GIVEN INSTRUCTION: Return all lines in the material below that contain "content".

PROVIDED RECORDS:
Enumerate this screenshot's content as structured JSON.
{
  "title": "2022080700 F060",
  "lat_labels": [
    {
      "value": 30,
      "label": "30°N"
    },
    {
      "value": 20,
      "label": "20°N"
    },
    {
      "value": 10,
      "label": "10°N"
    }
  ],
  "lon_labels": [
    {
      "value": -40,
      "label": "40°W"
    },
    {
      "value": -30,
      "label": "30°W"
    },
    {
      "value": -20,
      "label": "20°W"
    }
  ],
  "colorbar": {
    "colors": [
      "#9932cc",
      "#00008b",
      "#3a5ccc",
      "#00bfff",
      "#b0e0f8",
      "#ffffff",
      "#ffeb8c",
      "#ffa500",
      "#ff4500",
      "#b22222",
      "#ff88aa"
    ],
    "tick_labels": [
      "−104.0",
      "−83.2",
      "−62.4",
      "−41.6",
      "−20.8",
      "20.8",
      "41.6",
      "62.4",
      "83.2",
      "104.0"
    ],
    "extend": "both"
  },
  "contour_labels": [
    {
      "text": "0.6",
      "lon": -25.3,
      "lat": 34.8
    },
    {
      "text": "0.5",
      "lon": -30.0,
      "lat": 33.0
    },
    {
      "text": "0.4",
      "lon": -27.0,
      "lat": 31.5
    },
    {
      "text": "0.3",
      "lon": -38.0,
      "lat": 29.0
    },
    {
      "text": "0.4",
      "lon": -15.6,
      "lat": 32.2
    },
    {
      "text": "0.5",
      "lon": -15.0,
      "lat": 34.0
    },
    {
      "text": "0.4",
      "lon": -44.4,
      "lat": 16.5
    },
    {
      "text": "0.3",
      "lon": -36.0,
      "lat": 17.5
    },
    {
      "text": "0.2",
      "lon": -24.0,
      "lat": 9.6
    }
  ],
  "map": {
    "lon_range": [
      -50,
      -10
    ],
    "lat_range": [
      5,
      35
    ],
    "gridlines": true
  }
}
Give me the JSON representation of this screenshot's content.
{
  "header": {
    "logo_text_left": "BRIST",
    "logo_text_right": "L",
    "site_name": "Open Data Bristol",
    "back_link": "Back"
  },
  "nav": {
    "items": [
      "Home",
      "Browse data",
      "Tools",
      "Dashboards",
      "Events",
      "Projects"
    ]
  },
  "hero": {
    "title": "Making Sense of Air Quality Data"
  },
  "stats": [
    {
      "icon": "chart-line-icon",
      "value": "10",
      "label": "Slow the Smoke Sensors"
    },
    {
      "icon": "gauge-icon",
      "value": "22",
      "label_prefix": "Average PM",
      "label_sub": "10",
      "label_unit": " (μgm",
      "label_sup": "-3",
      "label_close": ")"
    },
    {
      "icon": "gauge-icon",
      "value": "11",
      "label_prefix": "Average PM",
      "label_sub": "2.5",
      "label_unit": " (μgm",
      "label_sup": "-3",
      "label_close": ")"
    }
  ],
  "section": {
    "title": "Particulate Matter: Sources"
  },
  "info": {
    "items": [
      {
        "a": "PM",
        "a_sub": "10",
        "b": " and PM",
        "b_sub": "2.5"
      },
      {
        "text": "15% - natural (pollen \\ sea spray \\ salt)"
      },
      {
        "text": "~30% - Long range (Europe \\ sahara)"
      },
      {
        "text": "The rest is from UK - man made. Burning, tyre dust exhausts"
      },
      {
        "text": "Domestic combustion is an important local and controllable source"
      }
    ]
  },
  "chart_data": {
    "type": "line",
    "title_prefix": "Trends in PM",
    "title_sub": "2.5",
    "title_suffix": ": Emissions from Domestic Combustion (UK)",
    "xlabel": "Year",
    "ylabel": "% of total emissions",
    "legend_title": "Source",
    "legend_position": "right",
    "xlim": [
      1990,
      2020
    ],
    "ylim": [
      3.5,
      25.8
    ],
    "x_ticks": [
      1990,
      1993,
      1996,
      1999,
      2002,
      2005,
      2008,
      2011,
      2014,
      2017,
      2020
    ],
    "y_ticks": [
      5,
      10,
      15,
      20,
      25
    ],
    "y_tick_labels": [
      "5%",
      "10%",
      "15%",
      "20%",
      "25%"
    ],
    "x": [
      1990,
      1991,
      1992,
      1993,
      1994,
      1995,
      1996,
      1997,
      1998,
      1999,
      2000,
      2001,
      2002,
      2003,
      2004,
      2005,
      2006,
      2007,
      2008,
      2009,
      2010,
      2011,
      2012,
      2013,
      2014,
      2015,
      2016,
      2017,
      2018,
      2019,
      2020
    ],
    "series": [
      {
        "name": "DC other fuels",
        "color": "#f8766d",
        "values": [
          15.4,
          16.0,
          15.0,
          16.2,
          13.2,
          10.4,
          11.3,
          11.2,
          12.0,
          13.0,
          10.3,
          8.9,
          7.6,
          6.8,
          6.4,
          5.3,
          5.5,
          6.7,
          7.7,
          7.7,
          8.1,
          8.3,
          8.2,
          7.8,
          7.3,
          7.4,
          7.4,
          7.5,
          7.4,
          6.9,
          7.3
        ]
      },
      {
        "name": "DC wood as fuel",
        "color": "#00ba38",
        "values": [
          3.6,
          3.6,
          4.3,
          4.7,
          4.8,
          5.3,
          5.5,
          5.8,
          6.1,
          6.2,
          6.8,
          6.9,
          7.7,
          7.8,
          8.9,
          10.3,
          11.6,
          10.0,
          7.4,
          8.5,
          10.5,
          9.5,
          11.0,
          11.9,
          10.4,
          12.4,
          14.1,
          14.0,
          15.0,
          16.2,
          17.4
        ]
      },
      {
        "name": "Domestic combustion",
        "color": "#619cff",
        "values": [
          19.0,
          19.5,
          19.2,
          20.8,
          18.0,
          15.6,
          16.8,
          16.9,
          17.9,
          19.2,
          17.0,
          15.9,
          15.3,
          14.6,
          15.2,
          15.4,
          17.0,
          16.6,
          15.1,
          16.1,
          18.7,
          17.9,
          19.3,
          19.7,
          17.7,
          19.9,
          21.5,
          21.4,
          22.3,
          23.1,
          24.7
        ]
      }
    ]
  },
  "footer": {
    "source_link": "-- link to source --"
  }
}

THE SOLUTION:
Enumerate this screenshot's content as structured JSON.
Give me the JSON representation of this screenshot's content.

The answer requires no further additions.